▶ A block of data
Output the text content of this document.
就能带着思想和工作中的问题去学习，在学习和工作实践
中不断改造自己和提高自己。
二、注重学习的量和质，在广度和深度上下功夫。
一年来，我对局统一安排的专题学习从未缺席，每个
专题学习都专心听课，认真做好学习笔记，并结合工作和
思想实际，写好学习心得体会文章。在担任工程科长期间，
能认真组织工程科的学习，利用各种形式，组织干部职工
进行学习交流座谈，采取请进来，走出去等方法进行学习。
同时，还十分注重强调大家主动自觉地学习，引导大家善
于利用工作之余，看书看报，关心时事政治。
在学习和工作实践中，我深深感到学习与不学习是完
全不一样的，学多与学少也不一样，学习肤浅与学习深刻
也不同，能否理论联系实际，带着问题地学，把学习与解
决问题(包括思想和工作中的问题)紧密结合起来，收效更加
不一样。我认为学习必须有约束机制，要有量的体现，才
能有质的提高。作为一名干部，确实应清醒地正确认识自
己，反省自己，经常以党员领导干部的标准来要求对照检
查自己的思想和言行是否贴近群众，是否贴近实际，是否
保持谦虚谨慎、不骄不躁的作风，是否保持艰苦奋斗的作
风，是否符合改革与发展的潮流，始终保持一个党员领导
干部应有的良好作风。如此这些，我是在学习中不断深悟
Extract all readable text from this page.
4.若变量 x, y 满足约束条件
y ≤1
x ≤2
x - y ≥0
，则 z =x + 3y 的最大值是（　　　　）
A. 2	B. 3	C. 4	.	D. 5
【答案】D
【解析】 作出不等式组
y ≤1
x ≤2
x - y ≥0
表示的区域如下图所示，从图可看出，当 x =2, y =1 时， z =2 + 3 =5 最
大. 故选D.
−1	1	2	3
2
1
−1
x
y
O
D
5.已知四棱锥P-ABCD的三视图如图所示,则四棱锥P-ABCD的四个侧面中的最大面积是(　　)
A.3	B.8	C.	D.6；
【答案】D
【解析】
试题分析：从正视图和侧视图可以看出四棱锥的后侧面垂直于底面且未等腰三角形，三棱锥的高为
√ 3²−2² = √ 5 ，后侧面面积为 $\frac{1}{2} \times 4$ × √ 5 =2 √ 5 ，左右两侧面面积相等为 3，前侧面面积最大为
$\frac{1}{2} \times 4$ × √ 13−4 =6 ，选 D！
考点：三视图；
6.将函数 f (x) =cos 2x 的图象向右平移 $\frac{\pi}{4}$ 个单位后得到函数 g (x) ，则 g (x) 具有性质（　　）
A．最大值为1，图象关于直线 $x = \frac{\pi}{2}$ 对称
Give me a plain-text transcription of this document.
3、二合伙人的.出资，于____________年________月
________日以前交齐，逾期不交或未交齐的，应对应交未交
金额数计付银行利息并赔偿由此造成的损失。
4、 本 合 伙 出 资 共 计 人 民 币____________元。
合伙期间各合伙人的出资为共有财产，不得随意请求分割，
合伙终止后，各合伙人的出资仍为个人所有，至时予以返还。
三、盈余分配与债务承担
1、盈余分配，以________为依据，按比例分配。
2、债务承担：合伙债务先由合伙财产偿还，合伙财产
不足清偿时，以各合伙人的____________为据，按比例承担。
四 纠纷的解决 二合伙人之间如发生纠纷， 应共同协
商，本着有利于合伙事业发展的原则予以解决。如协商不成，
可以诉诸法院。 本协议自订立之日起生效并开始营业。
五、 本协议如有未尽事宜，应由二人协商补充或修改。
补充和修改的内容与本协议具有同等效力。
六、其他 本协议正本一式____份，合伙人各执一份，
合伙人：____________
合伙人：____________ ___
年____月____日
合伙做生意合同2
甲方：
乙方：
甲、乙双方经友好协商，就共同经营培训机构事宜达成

▶ Requirement
Everything from the line containing "Give me a plain-text" through the final line of the listing, inclusive, must be reproduced exactly; leave out the rest.

▶ Completed exercise
Give me a plain-text transcription of this document.
3、二合伙人的.出资，于____________年________月
________日以前交齐，逾期不交或未交齐的，应对应交未交
金额数计付银行利息并赔偿由此造成的损失。
4、 本 合 伙 出 资 共 计 人 民 币____________元。
合伙期间各合伙人的出资为共有财产，不得随意请求分割，
合伙终止后，各合伙人的出资仍为个人所有，至时予以返还。
三、盈余分配与债务承担
1、盈余分配，以________为依据，按比例分配。
2、债务承担：合伙债务先由合伙财产偿还，合伙财产
不足清偿时，以各合伙人的____________为据，按比例承担。
四 纠纷的解决 二合伙人之间如发生纠纷， 应共同协
商，本着有利于合伙事业发展的原则予以解决。如协商不成，
可以诉诸法院。 本协议自订立之日起生效并开始营业。
五、 本协议如有未尽事宜，应由二人协商补充或修改。
补充和修改的内容与本协议具有同等效力。
六、其他 本协议正本一式____份，合伙人各执一份，
合伙人：____________
合伙人：____________ ___
年____月____日
合伙做生意合同2
甲方：
乙方：
甲、乙双方经友好协商，就共同经营培训机构事宜达成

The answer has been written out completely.